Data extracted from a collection
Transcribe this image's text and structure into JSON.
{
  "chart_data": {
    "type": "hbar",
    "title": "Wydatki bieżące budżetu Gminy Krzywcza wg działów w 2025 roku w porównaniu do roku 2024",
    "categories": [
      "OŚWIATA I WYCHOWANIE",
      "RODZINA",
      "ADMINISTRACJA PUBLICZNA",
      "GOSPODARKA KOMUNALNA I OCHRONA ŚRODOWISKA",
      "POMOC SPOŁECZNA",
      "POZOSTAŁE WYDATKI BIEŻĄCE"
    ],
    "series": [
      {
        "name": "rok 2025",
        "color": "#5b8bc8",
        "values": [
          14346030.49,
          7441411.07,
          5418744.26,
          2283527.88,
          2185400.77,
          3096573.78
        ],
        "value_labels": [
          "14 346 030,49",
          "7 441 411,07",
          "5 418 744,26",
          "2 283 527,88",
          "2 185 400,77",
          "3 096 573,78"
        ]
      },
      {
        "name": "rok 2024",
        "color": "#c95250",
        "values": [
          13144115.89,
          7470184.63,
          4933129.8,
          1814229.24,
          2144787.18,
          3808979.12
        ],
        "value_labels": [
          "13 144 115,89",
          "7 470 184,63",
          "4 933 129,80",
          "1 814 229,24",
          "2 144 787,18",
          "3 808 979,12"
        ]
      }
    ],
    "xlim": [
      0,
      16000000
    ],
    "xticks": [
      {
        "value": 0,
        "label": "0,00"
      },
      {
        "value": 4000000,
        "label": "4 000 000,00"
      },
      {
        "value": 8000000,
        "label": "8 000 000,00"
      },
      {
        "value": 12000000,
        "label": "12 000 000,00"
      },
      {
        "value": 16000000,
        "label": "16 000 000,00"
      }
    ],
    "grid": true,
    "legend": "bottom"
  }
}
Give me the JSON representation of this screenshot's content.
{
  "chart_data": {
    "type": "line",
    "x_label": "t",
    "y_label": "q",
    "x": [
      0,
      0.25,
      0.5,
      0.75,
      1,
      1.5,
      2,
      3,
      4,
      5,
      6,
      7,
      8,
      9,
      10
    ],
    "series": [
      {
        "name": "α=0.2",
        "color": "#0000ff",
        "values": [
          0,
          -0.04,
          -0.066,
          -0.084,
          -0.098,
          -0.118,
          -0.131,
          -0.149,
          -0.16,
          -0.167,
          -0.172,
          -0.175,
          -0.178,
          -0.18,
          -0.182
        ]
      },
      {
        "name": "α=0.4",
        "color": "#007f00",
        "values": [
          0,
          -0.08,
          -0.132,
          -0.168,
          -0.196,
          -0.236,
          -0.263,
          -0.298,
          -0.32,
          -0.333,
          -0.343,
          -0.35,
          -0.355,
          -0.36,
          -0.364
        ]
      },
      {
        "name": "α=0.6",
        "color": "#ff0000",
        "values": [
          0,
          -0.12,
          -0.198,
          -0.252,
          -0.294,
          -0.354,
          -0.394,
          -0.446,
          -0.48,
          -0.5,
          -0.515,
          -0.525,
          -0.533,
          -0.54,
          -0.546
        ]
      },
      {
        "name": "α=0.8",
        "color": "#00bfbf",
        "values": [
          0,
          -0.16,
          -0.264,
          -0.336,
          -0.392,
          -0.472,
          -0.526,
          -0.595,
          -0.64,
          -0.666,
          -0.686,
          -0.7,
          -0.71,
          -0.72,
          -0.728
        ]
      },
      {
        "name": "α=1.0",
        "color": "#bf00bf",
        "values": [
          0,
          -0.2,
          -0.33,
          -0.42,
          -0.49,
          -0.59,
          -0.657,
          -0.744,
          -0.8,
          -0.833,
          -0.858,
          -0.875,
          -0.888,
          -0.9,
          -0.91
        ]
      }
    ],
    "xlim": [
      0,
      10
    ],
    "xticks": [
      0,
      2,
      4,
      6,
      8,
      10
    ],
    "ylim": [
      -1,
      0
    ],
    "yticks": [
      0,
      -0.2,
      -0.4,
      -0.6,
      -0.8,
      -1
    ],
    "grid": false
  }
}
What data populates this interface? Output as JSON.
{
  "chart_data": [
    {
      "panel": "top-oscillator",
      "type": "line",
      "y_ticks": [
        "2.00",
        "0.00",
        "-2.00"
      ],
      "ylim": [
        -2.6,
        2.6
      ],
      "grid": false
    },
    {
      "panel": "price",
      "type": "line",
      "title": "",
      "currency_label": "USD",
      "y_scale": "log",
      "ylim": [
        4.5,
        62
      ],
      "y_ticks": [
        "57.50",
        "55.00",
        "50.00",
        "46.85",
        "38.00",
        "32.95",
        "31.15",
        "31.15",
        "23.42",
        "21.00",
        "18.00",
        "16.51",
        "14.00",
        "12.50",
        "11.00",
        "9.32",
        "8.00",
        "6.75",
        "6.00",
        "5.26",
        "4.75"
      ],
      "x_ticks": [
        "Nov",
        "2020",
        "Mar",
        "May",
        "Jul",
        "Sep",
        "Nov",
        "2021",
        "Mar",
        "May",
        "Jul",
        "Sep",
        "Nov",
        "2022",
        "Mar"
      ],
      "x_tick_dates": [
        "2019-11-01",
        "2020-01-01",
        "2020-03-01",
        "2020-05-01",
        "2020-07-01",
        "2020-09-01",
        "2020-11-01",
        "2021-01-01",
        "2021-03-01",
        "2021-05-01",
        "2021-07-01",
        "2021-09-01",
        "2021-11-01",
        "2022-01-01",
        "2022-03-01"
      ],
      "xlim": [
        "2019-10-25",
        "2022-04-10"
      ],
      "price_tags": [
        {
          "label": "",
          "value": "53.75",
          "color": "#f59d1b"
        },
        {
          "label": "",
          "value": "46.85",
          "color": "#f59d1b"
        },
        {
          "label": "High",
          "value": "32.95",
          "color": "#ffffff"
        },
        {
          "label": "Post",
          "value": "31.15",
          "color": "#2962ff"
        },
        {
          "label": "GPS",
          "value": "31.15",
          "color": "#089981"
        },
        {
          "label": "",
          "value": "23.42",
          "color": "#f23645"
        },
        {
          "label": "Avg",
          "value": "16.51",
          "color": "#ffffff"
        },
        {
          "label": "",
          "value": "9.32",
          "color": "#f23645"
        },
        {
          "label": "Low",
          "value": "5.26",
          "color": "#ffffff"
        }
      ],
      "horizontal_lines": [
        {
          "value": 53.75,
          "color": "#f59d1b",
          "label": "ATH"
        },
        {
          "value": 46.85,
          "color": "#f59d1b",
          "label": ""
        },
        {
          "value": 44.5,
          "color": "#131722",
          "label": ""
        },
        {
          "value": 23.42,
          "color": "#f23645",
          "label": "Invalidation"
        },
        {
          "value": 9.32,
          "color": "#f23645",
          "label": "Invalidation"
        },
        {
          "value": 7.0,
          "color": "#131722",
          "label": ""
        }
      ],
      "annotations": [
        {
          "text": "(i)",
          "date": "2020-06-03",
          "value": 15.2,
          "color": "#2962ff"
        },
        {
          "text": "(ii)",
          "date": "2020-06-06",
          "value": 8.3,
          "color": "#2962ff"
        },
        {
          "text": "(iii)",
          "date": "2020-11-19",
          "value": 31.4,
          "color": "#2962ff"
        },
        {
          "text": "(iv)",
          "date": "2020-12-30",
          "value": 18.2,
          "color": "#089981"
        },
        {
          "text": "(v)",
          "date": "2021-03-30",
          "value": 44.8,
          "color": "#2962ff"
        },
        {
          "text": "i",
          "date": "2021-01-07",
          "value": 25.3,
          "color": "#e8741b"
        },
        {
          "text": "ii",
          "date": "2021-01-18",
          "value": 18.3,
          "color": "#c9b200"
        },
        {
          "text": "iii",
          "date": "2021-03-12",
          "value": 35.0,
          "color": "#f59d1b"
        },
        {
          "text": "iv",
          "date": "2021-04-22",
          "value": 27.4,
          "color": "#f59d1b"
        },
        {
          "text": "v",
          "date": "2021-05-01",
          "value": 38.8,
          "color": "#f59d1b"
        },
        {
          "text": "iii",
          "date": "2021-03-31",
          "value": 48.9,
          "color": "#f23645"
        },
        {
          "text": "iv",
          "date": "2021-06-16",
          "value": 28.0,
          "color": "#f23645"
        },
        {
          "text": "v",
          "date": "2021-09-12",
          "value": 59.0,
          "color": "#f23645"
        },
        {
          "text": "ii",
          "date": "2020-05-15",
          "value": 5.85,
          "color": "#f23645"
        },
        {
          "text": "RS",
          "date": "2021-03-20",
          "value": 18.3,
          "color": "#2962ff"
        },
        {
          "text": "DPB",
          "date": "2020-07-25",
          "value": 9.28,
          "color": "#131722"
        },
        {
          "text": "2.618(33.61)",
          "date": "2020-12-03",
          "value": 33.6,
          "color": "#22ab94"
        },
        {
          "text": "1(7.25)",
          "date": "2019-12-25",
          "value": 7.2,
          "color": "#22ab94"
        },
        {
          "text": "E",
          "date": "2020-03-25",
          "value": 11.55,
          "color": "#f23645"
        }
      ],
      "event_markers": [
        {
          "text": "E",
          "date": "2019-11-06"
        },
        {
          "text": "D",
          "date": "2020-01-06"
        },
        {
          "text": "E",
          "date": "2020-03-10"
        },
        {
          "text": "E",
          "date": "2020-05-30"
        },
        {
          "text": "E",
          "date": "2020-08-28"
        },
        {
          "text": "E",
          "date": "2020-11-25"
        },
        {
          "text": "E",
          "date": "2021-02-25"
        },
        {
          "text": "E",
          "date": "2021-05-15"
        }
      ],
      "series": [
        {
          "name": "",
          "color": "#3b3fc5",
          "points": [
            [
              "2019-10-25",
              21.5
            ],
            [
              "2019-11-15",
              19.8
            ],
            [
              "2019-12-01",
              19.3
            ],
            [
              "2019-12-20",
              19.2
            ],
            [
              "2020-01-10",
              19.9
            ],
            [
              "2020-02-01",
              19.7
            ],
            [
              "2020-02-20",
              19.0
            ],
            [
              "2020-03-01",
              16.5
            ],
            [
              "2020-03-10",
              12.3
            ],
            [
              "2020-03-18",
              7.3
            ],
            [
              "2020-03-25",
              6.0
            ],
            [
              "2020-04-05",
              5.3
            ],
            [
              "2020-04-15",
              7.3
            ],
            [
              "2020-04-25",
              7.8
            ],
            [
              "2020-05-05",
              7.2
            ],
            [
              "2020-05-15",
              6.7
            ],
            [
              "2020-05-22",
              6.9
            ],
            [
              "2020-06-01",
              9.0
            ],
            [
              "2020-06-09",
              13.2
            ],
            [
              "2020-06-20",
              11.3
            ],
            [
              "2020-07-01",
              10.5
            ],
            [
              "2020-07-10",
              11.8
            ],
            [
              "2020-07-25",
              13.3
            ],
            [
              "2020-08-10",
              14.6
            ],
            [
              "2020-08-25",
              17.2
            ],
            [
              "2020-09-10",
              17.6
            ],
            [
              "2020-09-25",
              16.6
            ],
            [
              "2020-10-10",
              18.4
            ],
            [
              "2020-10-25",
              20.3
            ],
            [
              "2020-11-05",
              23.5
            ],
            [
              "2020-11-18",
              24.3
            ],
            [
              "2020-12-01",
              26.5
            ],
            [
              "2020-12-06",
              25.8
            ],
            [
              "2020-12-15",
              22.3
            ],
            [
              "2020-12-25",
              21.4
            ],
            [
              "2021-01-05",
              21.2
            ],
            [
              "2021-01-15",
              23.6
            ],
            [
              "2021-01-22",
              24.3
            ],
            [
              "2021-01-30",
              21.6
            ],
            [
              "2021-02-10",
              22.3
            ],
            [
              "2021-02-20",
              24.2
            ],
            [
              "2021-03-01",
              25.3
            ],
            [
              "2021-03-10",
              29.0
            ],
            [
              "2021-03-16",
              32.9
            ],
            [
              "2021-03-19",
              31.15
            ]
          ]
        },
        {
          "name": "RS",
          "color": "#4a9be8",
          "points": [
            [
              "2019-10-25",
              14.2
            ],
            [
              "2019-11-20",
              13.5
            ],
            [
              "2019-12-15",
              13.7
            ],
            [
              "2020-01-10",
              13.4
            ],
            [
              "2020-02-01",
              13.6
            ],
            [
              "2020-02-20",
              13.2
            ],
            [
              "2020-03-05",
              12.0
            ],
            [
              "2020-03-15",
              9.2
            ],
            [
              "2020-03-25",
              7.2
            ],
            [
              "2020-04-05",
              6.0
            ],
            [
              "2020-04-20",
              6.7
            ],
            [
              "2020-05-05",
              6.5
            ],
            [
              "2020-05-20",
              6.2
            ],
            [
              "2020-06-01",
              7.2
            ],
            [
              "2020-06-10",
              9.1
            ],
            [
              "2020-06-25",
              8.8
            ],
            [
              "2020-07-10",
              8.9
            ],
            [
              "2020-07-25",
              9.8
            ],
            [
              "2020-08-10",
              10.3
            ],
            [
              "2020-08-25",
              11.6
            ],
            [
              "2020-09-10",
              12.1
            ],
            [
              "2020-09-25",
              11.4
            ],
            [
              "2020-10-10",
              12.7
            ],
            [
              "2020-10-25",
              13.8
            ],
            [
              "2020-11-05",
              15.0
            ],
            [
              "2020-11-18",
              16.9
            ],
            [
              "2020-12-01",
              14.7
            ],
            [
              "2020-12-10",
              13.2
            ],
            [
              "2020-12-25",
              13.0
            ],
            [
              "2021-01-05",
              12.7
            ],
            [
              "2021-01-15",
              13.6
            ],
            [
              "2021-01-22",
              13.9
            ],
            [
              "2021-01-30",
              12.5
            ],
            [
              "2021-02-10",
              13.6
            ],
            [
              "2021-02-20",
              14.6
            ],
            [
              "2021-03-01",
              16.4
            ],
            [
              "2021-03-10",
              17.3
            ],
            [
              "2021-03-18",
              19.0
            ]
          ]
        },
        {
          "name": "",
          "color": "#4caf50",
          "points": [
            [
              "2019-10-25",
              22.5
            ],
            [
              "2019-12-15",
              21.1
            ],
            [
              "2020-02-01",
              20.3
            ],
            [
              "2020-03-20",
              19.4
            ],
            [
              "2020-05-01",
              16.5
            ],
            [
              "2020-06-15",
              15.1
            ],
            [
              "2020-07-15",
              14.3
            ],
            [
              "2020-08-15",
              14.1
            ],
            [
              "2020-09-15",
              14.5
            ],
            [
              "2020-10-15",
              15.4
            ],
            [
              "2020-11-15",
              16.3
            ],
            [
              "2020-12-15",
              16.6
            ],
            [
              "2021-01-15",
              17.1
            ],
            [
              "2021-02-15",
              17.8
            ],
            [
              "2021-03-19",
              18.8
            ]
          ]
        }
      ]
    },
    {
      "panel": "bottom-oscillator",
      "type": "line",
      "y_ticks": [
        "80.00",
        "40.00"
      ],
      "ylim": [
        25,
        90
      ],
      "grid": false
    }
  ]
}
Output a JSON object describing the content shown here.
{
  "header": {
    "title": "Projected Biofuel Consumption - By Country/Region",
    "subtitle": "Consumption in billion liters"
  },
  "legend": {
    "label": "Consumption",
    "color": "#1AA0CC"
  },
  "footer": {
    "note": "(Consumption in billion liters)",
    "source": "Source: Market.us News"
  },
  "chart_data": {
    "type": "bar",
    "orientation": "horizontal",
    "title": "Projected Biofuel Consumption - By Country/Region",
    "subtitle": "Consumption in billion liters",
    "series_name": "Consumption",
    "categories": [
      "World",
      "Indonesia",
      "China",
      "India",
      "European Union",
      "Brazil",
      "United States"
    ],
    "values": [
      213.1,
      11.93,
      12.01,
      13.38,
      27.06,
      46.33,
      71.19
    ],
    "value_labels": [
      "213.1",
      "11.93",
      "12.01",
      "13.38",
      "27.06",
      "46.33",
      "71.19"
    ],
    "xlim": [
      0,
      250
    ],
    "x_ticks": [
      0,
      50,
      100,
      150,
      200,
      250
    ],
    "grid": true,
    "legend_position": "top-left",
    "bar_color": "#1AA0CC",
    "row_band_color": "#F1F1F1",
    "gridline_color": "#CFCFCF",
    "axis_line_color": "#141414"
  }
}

__PROBLEM TO WORK ON__
Scan the material above for the string "liters" and return the lines that hold it.

__FINISHED EXERCISE__
    "subtitle": "Consumption in billion liters"
    "note": "(Consumption in billion liters)",
    "subtitle": "Consumption in billion liters",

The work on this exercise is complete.